Activity: Across the entries below, how many lines have the string "کتاب" in them? Reply with only the number.

----------------

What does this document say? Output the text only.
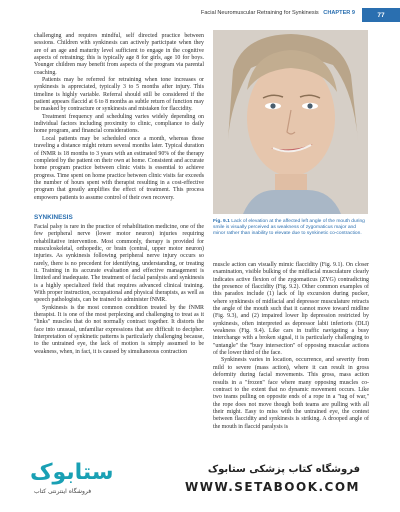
Facial Neuromuscular Retraining for Synkinesis CHAPTER 9	77

challenging and requires mindful, self directed practice between sessions. Children with synkinesis can actively participate when they are of an age and maturity level sufficient to engage in the cognitive aspects of retraining; this is typically age 8 for girls, age 10 for boys. Younger children may benefit from aspects of the program via parental coaching.

Patients may be referred for retraining when tone increases or synkinesis is appreciated, typically 3 to 5 months after injury. This timeline is highly variable. Referral should still be considered if the patient appears flaccid at 6 to 8 months as subtle return of function may be masked by contracture or synkinesis and mistaken for flaccidity.

Treatment frequency and scheduling varies widely depending on individual factors including proximity to clinic, compliance to daily home program, and financial considerations.

Local patients may be scheduled once a month, whereas those traveling a distance might return several months later. Typical duration of fNMR is 18 months to 3 years with an estimated 90% of the therapy completed by the patient on their own at home. Consistent and accurate home program practice between clinic visits is essential to achieve progress. Time spent on home practice between clinic visits far exceeds the number of hours spent with therapist resulting in a cost-effective program that greatly amplifies the effect of treatment. This process empowers patients to assume control of their own recovery.

SYNKINESIS

Facial palsy is rare in the practice of rehabilitation medicine, one of the few peripheral nerve (lower motor neuron) injuries requiring rehabilitative intervention. Most commonly, therapy is provided for musculoskeletal, orthopedic, or brain (central, upper motor neuron) injuries. As synkinesis following peripheral nerve injury occurs so rarely, there is no precedent for identifying, understanding, or treating it. Training in its accurate evaluation and effective management is limited and inadequate. The treatment of facial paralysis and synkinesis is a highly specialized field that requires advanced clinical training. With proper instruction, occupational and physical therapists, as well as speech pathologists, can be trained to administer fNMR.

Synkinesis is the most common condition treated by the fNMR therapist. It is one of the most perplexing and challenging to treat as it "links" muscles that do not normally contract together. It distorts the face into unusual, unfamiliar expressions that are difficult to decipher. Interpretation of synkinetic patterns is particularly challenging because, to the untrained eye, the lack of motion is simply assumed to be weakness, when, in fact, it is caused by simultaneous contraction

Fig. 9.1 Lack of elevation at the affected left angle of the mouth during smile is visually perceived as weakness of zygomaticus major and minor rather than inability to elevate due to synkinetic co-contraction.

muscle action can visually mimic flaccidity (Fig. 9.1). On closer examination, visible bulking of the midfacial musculature clearly indicates active flexion of the zygomaticus (ZYG) contradicting the presence of flaccidity (Fig. 9.2). Other common examples of this paradox include (1) lack of lip excursion during pucker, where synkinesis of midfacial and depressor musculature retracts the angle of the mouth such that it cannot move toward midline (Fig. 9.3), and (2) impaired lower lip depression restricted by synkinesis, often interpreted as depressor labii inferioris (DLI) weakness (Fig. 9.4). Like cars in traffic navigating a busy interchange with a broken signal, it is particularly challenging to "untangle" the "busy intersection" of opposing muscular actions of the lower third of the face.

Synkinesis varies in location, occurrence, and severity from mild to severe (mass action), where it can result in gross deformity during facial movements. This gross, mass action results in a "frozen" face where many opposing muscles co-contract to the extent that no dynamic movement occurs. Like two teams pulling on opposite ends of a rope in a "tug of war," the rope does not move though both teams are pulling with all their might. Easy to miss with the untrained eye, the contest between flaccidity and synkinesis is striking. A drooped angle of the mouth in flaccid paralysis is

ستابوک
فروشگاه اینترنتی کتاب
فروشگاه کتاب پزشکی ستابوک
WWW.SETABOOK.COM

----------------

Response area: 2